== What you have to do ==
Go through the data below. Pull out every line that has the word "NatureArt".

== Materials provided ==

* * * * *

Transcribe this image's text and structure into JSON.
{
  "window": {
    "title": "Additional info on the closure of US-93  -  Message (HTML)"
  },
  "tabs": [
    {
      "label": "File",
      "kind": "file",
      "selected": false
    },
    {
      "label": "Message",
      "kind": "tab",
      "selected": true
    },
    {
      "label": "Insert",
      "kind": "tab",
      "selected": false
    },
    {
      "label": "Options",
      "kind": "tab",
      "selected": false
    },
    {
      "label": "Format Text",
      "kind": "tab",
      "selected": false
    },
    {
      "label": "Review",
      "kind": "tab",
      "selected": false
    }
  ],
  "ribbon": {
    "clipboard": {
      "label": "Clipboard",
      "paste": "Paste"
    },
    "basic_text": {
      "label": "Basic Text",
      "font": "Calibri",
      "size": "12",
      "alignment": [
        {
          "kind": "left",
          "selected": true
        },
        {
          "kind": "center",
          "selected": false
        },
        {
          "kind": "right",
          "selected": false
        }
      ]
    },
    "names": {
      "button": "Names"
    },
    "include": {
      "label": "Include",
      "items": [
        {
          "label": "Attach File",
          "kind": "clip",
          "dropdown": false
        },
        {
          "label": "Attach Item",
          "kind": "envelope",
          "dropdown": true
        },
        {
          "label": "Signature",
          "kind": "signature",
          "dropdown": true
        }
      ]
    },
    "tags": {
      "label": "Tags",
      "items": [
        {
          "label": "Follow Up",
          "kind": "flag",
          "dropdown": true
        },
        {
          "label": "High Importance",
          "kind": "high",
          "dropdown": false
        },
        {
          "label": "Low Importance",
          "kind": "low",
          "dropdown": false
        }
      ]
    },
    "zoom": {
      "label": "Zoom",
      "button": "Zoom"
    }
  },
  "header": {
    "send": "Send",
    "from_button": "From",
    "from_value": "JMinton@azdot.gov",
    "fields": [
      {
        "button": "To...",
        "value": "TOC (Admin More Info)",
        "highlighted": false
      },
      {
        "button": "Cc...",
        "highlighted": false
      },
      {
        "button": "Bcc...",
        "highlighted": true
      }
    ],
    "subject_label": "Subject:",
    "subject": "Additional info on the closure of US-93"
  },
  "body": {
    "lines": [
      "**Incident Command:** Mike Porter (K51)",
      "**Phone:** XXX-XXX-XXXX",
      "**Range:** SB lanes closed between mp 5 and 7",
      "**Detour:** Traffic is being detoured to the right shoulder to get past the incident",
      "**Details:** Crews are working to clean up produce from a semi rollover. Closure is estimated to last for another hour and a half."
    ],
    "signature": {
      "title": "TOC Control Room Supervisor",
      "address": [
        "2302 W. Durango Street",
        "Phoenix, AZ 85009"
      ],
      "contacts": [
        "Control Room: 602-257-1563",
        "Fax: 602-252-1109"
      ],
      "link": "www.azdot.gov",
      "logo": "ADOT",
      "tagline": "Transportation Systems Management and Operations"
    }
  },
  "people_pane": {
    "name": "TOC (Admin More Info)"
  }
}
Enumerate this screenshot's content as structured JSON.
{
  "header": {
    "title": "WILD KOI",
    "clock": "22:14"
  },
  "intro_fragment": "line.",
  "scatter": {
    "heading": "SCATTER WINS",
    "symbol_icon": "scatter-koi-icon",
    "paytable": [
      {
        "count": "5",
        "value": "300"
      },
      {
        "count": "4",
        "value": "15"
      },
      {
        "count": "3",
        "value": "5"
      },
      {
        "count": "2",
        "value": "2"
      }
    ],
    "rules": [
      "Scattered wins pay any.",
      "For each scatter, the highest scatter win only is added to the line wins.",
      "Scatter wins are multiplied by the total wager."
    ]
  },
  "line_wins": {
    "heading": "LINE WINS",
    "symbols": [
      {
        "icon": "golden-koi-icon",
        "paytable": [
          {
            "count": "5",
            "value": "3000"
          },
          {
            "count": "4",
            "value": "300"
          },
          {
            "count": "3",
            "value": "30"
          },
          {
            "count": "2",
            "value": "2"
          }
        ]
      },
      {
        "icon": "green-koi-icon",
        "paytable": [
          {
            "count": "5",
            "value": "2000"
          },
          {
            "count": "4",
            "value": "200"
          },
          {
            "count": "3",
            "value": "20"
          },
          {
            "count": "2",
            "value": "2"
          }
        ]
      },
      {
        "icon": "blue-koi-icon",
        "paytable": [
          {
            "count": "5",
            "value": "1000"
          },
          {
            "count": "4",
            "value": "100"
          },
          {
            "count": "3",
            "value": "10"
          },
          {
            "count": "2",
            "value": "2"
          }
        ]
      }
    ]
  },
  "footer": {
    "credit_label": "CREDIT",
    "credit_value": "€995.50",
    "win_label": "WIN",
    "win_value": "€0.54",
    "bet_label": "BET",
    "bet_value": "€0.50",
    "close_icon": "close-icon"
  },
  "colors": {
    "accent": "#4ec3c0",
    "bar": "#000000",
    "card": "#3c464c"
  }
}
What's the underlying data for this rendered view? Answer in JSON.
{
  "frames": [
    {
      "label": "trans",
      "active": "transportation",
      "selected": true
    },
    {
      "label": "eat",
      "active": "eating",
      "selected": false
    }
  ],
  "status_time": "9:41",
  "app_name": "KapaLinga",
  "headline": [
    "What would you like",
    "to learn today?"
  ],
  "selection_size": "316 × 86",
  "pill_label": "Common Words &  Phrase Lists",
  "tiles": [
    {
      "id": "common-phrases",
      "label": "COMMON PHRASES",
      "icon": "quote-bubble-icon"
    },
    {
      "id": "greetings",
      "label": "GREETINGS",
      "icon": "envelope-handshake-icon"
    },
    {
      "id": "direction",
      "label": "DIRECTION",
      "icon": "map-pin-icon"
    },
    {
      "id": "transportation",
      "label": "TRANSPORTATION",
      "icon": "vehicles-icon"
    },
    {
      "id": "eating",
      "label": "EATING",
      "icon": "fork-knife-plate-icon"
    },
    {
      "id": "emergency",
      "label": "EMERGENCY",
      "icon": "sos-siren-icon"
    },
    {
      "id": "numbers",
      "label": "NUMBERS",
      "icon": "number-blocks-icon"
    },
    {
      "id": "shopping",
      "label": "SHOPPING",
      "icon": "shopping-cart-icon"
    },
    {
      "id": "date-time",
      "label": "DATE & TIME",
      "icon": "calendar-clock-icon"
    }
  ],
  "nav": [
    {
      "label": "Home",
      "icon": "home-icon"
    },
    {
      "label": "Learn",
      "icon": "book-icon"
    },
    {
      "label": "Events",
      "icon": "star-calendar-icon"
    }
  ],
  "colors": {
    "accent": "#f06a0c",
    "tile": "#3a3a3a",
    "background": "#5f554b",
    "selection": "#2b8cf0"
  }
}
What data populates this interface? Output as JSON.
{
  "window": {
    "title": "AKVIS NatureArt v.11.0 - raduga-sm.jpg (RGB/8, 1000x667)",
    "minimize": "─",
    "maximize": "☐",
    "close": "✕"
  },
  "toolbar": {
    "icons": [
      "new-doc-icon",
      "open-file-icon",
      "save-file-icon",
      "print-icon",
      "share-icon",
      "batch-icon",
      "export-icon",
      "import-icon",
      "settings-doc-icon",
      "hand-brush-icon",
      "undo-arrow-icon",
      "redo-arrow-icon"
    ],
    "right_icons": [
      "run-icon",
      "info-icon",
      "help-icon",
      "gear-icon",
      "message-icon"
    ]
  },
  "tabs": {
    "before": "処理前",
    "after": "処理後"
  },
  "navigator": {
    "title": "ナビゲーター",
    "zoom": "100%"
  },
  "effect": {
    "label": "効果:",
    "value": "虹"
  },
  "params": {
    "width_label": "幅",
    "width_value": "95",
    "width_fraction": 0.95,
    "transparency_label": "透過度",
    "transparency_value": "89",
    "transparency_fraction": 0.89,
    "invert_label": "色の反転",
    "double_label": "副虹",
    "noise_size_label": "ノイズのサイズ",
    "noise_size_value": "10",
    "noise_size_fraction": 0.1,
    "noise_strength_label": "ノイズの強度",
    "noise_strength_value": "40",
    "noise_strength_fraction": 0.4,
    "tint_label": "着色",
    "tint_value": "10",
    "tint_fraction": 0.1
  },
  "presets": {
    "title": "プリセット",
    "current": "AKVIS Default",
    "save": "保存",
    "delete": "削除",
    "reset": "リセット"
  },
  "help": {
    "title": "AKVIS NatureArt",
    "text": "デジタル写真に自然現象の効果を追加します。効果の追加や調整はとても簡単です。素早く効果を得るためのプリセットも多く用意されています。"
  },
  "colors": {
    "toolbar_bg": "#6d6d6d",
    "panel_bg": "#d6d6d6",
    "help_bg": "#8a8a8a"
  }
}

* * * * *

== Response to the task ==
    "title": "AKVIS NatureArt v.11.0 - raduga-sm.jpg (RGB/8, 1000x667)",
    "title": "AKVIS NatureArt",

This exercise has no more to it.